* [What is required] Leaving out the pictures, transcribe all of the records faithfully.

* [Extracted material]
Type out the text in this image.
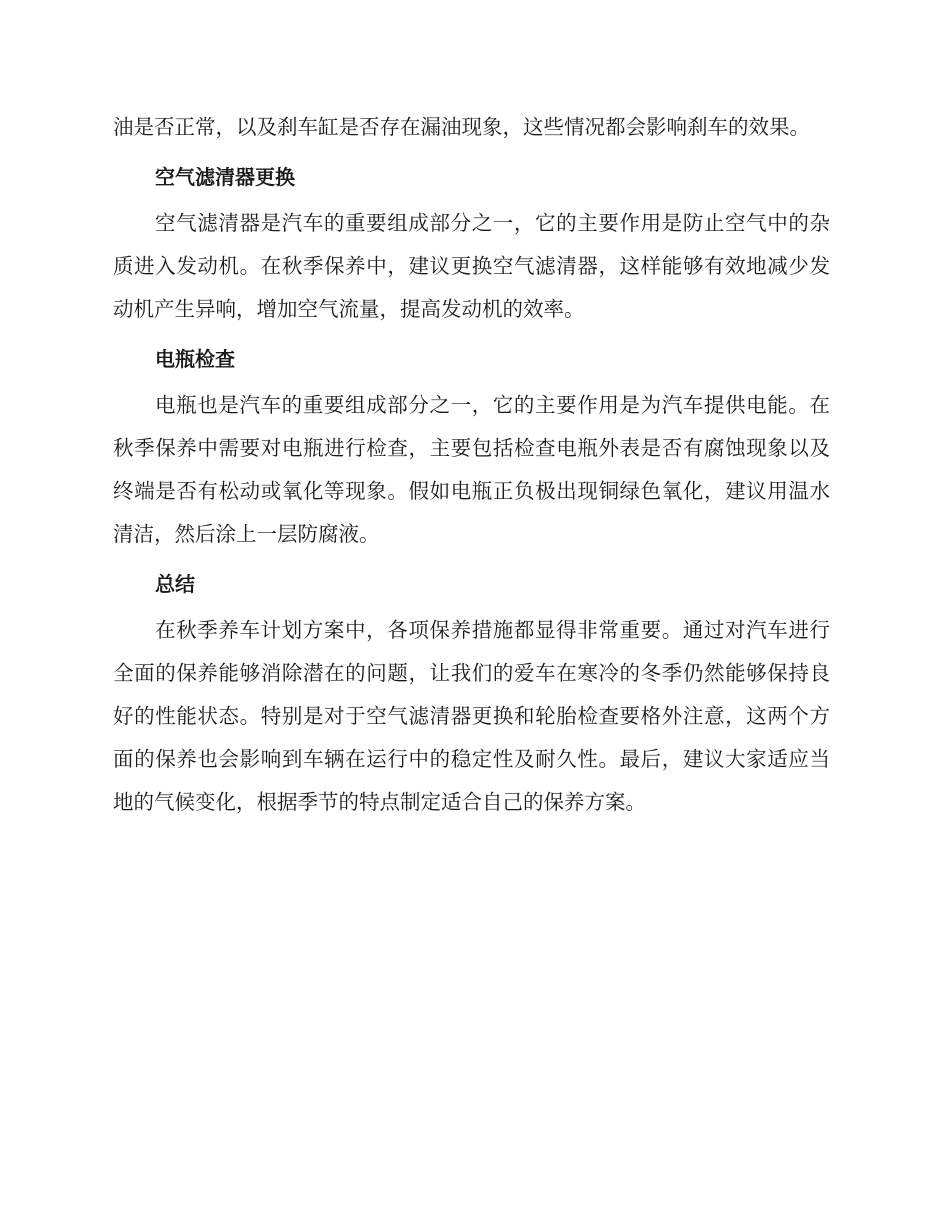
油是否正常，以及刹车缸是否存在漏油现象，这些情况都会影响刹车的效果。

空气滤清器更换

空气滤清器是汽车的重要组成部分之一，它的主要作用是防止空气中的杂质进入发动机。在秋季保养中，建议更换空气滤清器，这样能够有效地减少发动机产生异响，增加空气流量，提高发动机的效率。

电瓶检查

电瓶也是汽车的重要组成部分之一，它的主要作用是为汽车提供电能。在秋季保养中需要对电瓶进行检查，主要包括检查电瓶外表是否有腐蚀现象以及终端是否有松动或氧化等现象。假如电瓶正负极出现铜绿色氧化，建议用温水清洁，然后涂上一层防腐液。

总结

在秋季养车计划方案中，各项保养措施都显得非常重要。通过对汽车进行全面的保养能够消除潜在的问题，让我们的爱车在寒冷的冬季仍然能够保持良好的性能状态。特别是对于空气滤清器更换和轮胎检查要格外注意，这两个方面的保养也会影响到车辆在运行中的稳定性及耐久性。最后，建议大家适应当地的气候变化，根据季节的特点制定适合自己的保养方案。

* [Right answer]
Type out the text in this image.
油是否正常，以及刹车缸是否存在漏油现象，这些情况都会影响刹车的效果。

空气滤清器更换

空气滤清器是汽车的重要组成部分之一，它的主要作用是防止空气中的杂质进入发动机。在秋季保养中，建议更换空气滤清器，这样能够有效地减少发动机产生异响，增加空气流量，提高发动机的效率。

电瓶检查

电瓶也是汽车的重要组成部分之一，它的主要作用是为汽车提供电能。在秋季保养中需要对电瓶进行检查，主要包括检查电瓶外表是否有腐蚀现象以及终端是否有松动或氧化等现象。假如电瓶正负极出现铜绿色氧化，建议用温水清洁，然后涂上一层防腐液。

总结

在秋季养车计划方案中，各项保养措施都显得非常重要。通过对汽车进行全面的保养能够消除潜在的问题，让我们的爱车在寒冷的冬季仍然能够保持良好的性能状态。特别是对于空气滤清器更换和轮胎检查要格外注意，这两个方面的保养也会影响到车辆在运行中的稳定性及耐久性。最后，建议大家适应当地的气候变化，根据季节的特点制定适合自己的保养方案。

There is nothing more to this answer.